INPUT RECORDS:
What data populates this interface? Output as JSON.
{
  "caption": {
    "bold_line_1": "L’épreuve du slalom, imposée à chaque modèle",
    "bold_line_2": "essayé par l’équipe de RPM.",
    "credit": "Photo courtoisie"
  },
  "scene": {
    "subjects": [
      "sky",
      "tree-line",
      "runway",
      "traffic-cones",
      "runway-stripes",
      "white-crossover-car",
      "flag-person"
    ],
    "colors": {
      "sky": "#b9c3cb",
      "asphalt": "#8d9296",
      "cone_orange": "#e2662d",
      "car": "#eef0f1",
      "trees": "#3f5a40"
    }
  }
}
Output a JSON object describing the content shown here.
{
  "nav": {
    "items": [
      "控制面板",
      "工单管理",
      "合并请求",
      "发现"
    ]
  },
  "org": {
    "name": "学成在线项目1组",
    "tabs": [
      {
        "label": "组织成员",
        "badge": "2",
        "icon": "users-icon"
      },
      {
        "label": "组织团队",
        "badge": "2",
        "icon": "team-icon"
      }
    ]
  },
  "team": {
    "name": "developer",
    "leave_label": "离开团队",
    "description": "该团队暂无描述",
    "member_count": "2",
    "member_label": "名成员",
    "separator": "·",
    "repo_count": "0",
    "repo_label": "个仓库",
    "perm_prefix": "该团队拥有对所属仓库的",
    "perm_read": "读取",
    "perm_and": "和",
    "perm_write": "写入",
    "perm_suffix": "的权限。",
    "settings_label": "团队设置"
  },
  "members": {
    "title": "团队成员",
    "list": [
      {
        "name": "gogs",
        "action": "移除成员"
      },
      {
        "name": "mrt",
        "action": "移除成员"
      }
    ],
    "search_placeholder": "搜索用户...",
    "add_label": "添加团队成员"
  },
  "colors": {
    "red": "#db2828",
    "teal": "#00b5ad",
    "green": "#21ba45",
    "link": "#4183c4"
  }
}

STATED PROBLEM: Set all of the records down again, exactly as they stand.

COMPLETED TASK:
What data populates this interface? Output as JSON.
{
  "caption": {
    "bold_line_1": "L’épreuve du slalom, imposée à chaque modèle",
    "bold_line_2": "essayé par l’équipe de RPM.",
    "credit": "Photo courtoisie"
  },
  "scene": {
    "subjects": [
      "sky",
      "tree-line",
      "runway",
      "traffic-cones",
      "runway-stripes",
      "white-crossover-car",
      "flag-person"
    ],
    "colors": {
      "sky": "#b9c3cb",
      "asphalt": "#8d9296",
      "cone_orange": "#e2662d",
      "car": "#eef0f1",
      "trees": "#3f5a40"
    }
  }
}
Output a JSON object describing the content shown here.
{
  "nav": {
    "items": [
      "控制面板",
      "工单管理",
      "合并请求",
      "发现"
    ]
  },
  "org": {
    "name": "学成在线项目1组",
    "tabs": [
      {
        "label": "组织成员",
        "badge": "2",
        "icon": "users-icon"
      },
      {
        "label": "组织团队",
        "badge": "2",
        "icon": "team-icon"
      }
    ]
  },
  "team": {
    "name": "developer",
    "leave_label": "离开团队",
    "description": "该团队暂无描述",
    "member_count": "2",
    "member_label": "名成员",
    "separator": "·",
    "repo_count": "0",
    "repo_label": "个仓库",
    "perm_prefix": "该团队拥有对所属仓库的",
    "perm_read": "读取",
    "perm_and": "和",
    "perm_write": "写入",
    "perm_suffix": "的权限。",
    "settings_label": "团队设置"
  },
  "members": {
    "title": "团队成员",
    "list": [
      {
        "name": "gogs",
        "action": "移除成员"
      },
      {
        "name": "mrt",
        "action": "移除成员"
      }
    ],
    "search_placeholder": "搜索用户...",
    "add_label": "添加团队成员"
  },
  "colors": {
    "red": "#db2828",
    "teal": "#00b5ad",
    "green": "#21ba45",
    "link": "#4183c4"
  }
}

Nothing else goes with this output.